Entries taken from a collection:
=-=-=

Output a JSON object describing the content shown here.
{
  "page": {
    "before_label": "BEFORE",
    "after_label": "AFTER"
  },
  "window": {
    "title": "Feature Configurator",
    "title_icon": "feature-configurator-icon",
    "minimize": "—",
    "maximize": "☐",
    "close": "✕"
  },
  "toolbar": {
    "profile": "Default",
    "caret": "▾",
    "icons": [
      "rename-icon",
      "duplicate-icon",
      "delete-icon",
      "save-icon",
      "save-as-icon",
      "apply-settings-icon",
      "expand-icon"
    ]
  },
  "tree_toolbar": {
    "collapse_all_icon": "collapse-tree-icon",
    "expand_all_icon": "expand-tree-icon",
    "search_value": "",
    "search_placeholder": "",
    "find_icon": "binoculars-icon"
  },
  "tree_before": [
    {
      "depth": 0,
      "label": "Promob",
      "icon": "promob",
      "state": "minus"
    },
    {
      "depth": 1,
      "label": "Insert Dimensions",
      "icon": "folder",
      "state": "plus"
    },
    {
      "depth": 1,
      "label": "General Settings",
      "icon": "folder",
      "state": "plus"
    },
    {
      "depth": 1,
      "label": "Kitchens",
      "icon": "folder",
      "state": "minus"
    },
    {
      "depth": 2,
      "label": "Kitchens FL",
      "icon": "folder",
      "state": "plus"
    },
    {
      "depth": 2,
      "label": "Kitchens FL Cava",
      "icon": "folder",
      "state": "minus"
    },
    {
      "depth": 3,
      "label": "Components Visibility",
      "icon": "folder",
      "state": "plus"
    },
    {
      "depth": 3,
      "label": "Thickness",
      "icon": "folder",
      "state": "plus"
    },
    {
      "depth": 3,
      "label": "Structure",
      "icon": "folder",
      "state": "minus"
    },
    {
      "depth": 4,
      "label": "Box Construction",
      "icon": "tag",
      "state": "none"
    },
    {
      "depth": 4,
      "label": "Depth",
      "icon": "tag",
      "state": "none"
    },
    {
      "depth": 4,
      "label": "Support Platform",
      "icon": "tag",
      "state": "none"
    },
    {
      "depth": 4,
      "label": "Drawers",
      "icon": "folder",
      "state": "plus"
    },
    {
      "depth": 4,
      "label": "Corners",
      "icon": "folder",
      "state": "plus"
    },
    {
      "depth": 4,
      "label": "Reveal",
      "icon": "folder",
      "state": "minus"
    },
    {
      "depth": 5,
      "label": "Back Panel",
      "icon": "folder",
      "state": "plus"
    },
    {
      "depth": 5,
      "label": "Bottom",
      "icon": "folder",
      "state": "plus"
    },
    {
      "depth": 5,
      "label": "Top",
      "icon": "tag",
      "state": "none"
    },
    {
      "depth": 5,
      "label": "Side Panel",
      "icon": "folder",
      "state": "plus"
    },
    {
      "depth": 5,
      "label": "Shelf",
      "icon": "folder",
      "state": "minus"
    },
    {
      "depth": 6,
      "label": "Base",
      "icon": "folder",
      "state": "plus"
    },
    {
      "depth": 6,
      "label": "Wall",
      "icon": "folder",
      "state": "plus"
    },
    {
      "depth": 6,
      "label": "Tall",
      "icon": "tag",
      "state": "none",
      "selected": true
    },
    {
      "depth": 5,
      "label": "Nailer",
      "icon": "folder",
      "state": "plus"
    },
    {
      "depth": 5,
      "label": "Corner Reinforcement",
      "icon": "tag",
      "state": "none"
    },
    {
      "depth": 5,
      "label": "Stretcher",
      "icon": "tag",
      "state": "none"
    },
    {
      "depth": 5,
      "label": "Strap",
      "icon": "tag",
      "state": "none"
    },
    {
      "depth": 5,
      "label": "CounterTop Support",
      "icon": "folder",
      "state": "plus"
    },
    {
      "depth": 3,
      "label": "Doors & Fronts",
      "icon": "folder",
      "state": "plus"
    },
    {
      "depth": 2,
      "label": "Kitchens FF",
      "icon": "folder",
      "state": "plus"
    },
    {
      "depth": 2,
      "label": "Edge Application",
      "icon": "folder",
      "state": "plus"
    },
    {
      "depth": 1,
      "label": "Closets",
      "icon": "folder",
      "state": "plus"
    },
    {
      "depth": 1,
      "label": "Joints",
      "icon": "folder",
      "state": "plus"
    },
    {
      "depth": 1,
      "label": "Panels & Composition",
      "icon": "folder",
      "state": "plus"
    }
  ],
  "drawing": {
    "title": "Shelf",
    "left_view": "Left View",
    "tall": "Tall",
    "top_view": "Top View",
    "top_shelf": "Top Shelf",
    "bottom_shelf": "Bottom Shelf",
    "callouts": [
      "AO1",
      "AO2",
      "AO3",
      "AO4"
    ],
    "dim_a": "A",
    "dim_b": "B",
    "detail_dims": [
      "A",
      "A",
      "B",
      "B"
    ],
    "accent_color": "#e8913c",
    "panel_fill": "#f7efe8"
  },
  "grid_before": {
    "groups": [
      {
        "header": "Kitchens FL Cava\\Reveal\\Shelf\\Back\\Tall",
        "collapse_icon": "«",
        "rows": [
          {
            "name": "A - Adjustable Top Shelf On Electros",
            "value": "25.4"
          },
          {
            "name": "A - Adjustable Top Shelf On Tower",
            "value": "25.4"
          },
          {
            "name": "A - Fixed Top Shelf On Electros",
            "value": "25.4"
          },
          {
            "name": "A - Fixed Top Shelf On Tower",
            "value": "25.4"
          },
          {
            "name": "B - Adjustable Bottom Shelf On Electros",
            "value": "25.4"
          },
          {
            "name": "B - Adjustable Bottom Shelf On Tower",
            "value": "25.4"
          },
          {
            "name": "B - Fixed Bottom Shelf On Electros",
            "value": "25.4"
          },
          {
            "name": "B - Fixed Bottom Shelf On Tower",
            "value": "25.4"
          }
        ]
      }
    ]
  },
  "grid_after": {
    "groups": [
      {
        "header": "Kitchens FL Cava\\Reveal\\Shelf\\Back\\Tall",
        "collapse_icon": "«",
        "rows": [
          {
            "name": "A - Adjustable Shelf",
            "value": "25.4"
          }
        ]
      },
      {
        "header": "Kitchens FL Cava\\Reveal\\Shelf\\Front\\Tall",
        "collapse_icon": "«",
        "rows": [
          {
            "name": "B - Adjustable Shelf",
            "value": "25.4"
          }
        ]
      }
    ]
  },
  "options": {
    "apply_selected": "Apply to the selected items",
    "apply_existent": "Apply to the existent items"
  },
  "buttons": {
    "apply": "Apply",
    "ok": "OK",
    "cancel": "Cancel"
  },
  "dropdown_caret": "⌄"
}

=-=-=

Objective => Word for word, restate all of the data shown above.

Worked solution =>
Output a JSON object describing the content shown here.
{
  "page": {
    "before_label": "BEFORE",
    "after_label": "AFTER"
  },
  "window": {
    "title": "Feature Configurator",
    "title_icon": "feature-configurator-icon",
    "minimize": "—",
    "maximize": "☐",
    "close": "✕"
  },
  "toolbar": {
    "profile": "Default",
    "caret": "▾",
    "icons": [
      "rename-icon",
      "duplicate-icon",
      "delete-icon",
      "save-icon",
      "save-as-icon",
      "apply-settings-icon",
      "expand-icon"
    ]
  },
  "tree_toolbar": {
    "collapse_all_icon": "collapse-tree-icon",
    "expand_all_icon": "expand-tree-icon",
    "search_value": "",
    "search_placeholder": "",
    "find_icon": "binoculars-icon"
  },
  "tree_before": [
    {
      "depth": 0,
      "label": "Promob",
      "icon": "promob",
      "state": "minus"
    },
    {
      "depth": 1,
      "label": "Insert Dimensions",
      "icon": "folder",
      "state": "plus"
    },
    {
      "depth": 1,
      "label": "General Settings",
      "icon": "folder",
      "state": "plus"
    },
    {
      "depth": 1,
      "label": "Kitchens",
      "icon": "folder",
      "state": "minus"
    },
    {
      "depth": 2,
      "label": "Kitchens FL",
      "icon": "folder",
      "state": "plus"
    },
    {
      "depth": 2,
      "label": "Kitchens FL Cava",
      "icon": "folder",
      "state": "minus"
    },
    {
      "depth": 3,
      "label": "Components Visibility",
      "icon": "folder",
      "state": "plus"
    },
    {
      "depth": 3,
      "label": "Thickness",
      "icon": "folder",
      "state": "plus"
    },
    {
      "depth": 3,
      "label": "Structure",
      "icon": "folder",
      "state": "minus"
    },
    {
      "depth": 4,
      "label": "Box Construction",
      "icon": "tag",
      "state": "none"
    },
    {
      "depth": 4,
      "label": "Depth",
      "icon": "tag",
      "state": "none"
    },
    {
      "depth": 4,
      "label": "Support Platform",
      "icon": "tag",
      "state": "none"
    },
    {
      "depth": 4,
      "label": "Drawers",
      "icon": "folder",
      "state": "plus"
    },
    {
      "depth": 4,
      "label": "Corners",
      "icon": "folder",
      "state": "plus"
    },
    {
      "depth": 4,
      "label": "Reveal",
      "icon": "folder",
      "state": "minus"
    },
    {
      "depth": 5,
      "label": "Back Panel",
      "icon": "folder",
      "state": "plus"
    },
    {
      "depth": 5,
      "label": "Bottom",
      "icon": "folder",
      "state": "plus"
    },
    {
      "depth": 5,
      "label": "Top",
      "icon": "tag",
      "state": "none"
    },
    {
      "depth": 5,
      "label": "Side Panel",
      "icon": "folder",
      "state": "plus"
    },
    {
      "depth": 5,
      "label": "Shelf",
      "icon": "folder",
      "state": "minus"
    },
    {
      "depth": 6,
      "label": "Base",
      "icon": "folder",
      "state": "plus"
    },
    {
      "depth": 6,
      "label": "Wall",
      "icon": "folder",
      "state": "plus"
    },
    {
      "depth": 6,
      "label": "Tall",
      "icon": "tag",
      "state": "none",
      "selected": true
    },
    {
      "depth": 5,
      "label": "Nailer",
      "icon": "folder",
      "state": "plus"
    },
    {
      "depth": 5,
      "label": "Corner Reinforcement",
      "icon": "tag",
      "state": "none"
    },
    {
      "depth": 5,
      "label": "Stretcher",
      "icon": "tag",
      "state": "none"
    },
    {
      "depth": 5,
      "label": "Strap",
      "icon": "tag",
      "state": "none"
    },
    {
      "depth": 5,
      "label": "CounterTop Support",
      "icon": "folder",
      "state": "plus"
    },
    {
      "depth": 3,
      "label": "Doors & Fronts",
      "icon": "folder",
      "state": "plus"
    },
    {
      "depth": 2,
      "label": "Kitchens FF",
      "icon": "folder",
      "state": "plus"
    },
    {
      "depth": 2,
      "label": "Edge Application",
      "icon": "folder",
      "state": "plus"
    },
    {
      "depth": 1,
      "label": "Closets",
      "icon": "folder",
      "state": "plus"
    },
    {
      "depth": 1,
      "label": "Joints",
      "icon": "folder",
      "state": "plus"
    },
    {
      "depth": 1,
      "label": "Panels & Composition",
      "icon": "folder",
      "state": "plus"
    }
  ],
  "drawing": {
    "title": "Shelf",
    "left_view": "Left View",
    "tall": "Tall",
    "top_view": "Top View",
    "top_shelf": "Top Shelf",
    "bottom_shelf": "Bottom Shelf",
    "callouts": [
      "AO1",
      "AO2",
      "AO3",
      "AO4"
    ],
    "dim_a": "A",
    "dim_b": "B",
    "detail_dims": [
      "A",
      "A",
      "B",
      "B"
    ],
    "accent_color": "#e8913c",
    "panel_fill": "#f7efe8"
  },
  "grid_before": {
    "groups": [
      {
        "header": "Kitchens FL Cava\\Reveal\\Shelf\\Back\\Tall",
        "collapse_icon": "«",
        "rows": [
          {
            "name": "A - Adjustable Top Shelf On Electros",
            "value": "25.4"
          },
          {
            "name": "A - Adjustable Top Shelf On Tower",
            "value": "25.4"
          },
          {
            "name": "A - Fixed Top Shelf On Electros",
            "value": "25.4"
          },
          {
            "name": "A - Fixed Top Shelf On Tower",
            "value": "25.4"
          },
          {
            "name": "B - Adjustable Bottom Shelf On Electros",
            "value": "25.4"
          },
          {
            "name": "B - Adjustable Bottom Shelf On Tower",
            "value": "25.4"
          },
          {
            "name": "B - Fixed Bottom Shelf On Electros",
            "value": "25.4"
          },
          {
            "name": "B - Fixed Bottom Shelf On Tower",
            "value": "25.4"
          }
        ]
      }
    ]
  },
  "grid_after": {
    "groups": [
      {
        "header": "Kitchens FL Cava\\Reveal\\Shelf\\Back\\Tall",
        "collapse_icon": "«",
        "rows": [
          {
            "name": "A - Adjustable Shelf",
            "value": "25.4"
          }
        ]
      },
      {
        "header": "Kitchens FL Cava\\Reveal\\Shelf\\Front\\Tall",
        "collapse_icon": "«",
        "rows": [
          {
            "name": "B - Adjustable Shelf",
            "value": "25.4"
          }
        ]
      }
    ]
  },
  "options": {
    "apply_selected": "Apply to the selected items",
    "apply_existent": "Apply to the existent items"
  },
  "buttons": {
    "apply": "Apply",
    "ok": "OK",
    "cancel": "Cancel"
  },
  "dropdown_caret": "⌄"
}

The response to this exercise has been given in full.